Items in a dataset
· · · ·
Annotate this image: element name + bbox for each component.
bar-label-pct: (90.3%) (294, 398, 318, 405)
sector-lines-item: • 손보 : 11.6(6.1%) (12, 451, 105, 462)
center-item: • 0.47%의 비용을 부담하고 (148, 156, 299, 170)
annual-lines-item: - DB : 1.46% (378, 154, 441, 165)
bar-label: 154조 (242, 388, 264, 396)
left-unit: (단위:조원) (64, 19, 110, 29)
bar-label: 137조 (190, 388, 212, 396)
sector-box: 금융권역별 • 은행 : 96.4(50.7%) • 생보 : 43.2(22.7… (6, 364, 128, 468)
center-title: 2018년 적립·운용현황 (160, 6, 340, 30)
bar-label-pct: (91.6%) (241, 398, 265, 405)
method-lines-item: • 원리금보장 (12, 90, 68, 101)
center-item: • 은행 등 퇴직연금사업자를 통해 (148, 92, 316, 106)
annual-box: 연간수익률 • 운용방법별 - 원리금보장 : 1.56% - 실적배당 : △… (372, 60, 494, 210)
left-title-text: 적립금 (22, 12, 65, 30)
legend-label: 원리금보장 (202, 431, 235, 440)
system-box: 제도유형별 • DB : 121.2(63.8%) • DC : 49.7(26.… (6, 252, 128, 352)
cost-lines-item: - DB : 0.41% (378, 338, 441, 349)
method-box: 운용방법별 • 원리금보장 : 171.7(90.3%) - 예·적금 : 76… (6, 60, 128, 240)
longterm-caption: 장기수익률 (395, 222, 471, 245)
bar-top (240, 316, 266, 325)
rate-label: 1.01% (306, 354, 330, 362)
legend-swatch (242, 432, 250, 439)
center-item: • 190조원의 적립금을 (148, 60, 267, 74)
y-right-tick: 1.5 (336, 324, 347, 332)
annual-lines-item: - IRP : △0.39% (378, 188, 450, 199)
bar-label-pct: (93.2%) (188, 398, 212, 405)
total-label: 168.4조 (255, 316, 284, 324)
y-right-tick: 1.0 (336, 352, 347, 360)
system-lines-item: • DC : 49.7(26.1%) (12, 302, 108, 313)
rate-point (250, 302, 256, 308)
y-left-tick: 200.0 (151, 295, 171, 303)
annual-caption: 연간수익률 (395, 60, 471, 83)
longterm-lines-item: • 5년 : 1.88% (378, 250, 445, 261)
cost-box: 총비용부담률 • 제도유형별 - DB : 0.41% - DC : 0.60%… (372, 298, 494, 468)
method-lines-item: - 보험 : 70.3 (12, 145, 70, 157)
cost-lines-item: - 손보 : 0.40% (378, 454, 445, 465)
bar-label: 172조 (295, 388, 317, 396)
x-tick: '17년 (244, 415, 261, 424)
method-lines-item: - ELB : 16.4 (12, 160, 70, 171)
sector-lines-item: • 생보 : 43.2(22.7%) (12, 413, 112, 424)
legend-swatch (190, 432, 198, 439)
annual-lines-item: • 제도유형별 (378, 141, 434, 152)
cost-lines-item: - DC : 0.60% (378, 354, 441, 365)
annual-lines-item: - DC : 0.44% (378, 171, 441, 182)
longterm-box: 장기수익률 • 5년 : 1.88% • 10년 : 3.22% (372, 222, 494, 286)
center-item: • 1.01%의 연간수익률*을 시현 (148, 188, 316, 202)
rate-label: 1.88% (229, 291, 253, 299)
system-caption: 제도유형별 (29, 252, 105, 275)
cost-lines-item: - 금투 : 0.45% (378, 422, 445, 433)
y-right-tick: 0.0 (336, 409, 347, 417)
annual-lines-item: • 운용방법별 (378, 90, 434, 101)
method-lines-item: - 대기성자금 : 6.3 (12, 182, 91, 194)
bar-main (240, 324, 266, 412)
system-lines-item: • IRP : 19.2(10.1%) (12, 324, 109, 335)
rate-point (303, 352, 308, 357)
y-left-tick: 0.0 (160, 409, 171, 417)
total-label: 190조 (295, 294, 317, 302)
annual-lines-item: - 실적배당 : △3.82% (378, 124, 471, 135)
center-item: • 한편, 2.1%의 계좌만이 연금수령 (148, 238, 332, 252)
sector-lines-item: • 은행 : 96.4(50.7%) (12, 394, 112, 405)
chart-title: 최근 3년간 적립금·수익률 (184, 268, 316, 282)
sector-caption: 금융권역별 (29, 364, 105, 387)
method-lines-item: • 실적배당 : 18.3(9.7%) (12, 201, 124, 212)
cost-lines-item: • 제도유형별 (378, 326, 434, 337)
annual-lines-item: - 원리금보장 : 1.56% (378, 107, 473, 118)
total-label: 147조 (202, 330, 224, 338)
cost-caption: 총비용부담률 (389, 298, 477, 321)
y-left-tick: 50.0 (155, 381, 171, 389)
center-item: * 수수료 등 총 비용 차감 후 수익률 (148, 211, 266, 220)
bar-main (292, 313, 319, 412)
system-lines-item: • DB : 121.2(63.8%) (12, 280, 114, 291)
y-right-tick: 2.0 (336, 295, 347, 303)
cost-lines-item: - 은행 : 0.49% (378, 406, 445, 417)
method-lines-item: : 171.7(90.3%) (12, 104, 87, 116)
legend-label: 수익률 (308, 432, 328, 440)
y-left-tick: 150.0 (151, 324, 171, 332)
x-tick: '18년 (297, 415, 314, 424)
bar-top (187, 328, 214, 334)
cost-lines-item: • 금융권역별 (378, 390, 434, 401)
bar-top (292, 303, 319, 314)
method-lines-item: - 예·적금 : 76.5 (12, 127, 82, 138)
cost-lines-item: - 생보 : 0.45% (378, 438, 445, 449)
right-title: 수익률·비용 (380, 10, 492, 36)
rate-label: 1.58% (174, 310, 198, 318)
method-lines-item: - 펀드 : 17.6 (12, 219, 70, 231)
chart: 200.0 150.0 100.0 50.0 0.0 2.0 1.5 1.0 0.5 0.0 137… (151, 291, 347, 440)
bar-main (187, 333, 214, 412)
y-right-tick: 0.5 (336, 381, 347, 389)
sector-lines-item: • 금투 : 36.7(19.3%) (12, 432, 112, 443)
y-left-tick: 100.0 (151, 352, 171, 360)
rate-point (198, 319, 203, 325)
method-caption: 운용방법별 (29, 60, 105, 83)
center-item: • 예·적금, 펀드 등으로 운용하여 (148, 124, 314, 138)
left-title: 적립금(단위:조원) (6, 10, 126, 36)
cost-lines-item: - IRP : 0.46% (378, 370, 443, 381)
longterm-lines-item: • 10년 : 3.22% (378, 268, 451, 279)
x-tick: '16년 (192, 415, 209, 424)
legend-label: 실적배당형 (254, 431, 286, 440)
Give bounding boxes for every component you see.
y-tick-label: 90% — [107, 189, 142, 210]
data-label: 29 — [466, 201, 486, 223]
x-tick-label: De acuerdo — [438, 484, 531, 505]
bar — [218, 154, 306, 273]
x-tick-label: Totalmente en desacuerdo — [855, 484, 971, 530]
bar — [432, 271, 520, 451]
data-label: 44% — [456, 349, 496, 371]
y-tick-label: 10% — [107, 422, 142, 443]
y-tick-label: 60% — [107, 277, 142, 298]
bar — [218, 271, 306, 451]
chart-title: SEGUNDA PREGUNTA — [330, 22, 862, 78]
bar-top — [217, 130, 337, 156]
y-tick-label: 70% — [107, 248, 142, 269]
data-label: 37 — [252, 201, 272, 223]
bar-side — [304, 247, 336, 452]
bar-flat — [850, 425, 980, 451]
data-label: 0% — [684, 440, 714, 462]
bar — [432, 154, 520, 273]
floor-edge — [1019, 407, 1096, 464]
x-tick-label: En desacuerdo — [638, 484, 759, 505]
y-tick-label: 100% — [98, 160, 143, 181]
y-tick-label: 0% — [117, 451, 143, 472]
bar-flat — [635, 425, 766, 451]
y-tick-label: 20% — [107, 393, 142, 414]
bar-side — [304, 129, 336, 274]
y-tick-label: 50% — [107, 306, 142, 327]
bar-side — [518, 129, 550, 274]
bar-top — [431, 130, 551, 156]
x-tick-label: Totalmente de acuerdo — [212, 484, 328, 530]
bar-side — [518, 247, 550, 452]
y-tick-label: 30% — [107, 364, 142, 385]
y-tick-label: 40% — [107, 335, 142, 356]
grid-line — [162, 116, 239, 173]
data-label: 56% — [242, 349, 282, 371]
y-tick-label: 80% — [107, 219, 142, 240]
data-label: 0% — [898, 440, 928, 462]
· · · ·
» Task to complete:
Copy the data from its first line through the line containing "system-lines-item: • DC", with that line included.

» Solution to this task:
Annotate this image: element name + bbox for each component.
bar-label-pct: (90.3%) (294, 398, 318, 405)
sector-lines-item: • 손보 : 11.6(6.1%) (12, 451, 105, 462)
center-item: • 0.47%의 비용을 부담하고 (148, 156, 299, 170)
annual-lines-item: - DB : 1.46% (378, 154, 441, 165)
bar-label: 154조 (242, 388, 264, 396)
left-unit: (단위:조원) (64, 19, 110, 29)
bar-label: 137조 (190, 388, 212, 396)
sector-box: 금융권역별 • 은행 : 96.4(50.7%) • 생보 : 43.2(22.7… (6, 364, 128, 468)
center-title: 2018년 적립·운용현황 (160, 6, 340, 30)
bar-label-pct: (91.6%) (241, 398, 265, 405)
method-lines-item: • 원리금보장 (12, 90, 68, 101)
center-item: • 은행 등 퇴직연금사업자를 통해 (148, 92, 316, 106)
annual-box: 연간수익률 • 운용방법별 - 원리금보장 : 1.56% - 실적배당 : △… (372, 60, 494, 210)
left-title-text: 적립금 (22, 12, 65, 30)
legend-label: 원리금보장 (202, 431, 235, 440)
system-box: 제도유형별 • DB : 121.2(63.8%) • DC : 49.7(26.… (6, 252, 128, 352)
cost-lines-item: - DB : 0.41% (378, 338, 441, 349)
method-box: 운용방법별 • 원리금보장 : 171.7(90.3%) - 예·적금 : 76… (6, 60, 128, 240)
longterm-caption: 장기수익률 (395, 222, 471, 245)
bar-top (240, 316, 266, 325)
rate-label: 1.01% (306, 354, 330, 362)
legend-swatch (242, 432, 250, 439)
center-item: • 190조원의 적립금을 (148, 60, 267, 74)
y-right-tick: 1.5 (336, 324, 347, 332)
annual-lines-item: - IRP : △0.39% (378, 188, 450, 199)
bar-label-pct: (93.2%) (188, 398, 212, 405)
total-label: 168.4조 (255, 316, 284, 324)
y-right-tick: 1.0 (336, 352, 347, 360)
system-lines-item: • DC : 49.7(26.1%) (12, 302, 108, 313)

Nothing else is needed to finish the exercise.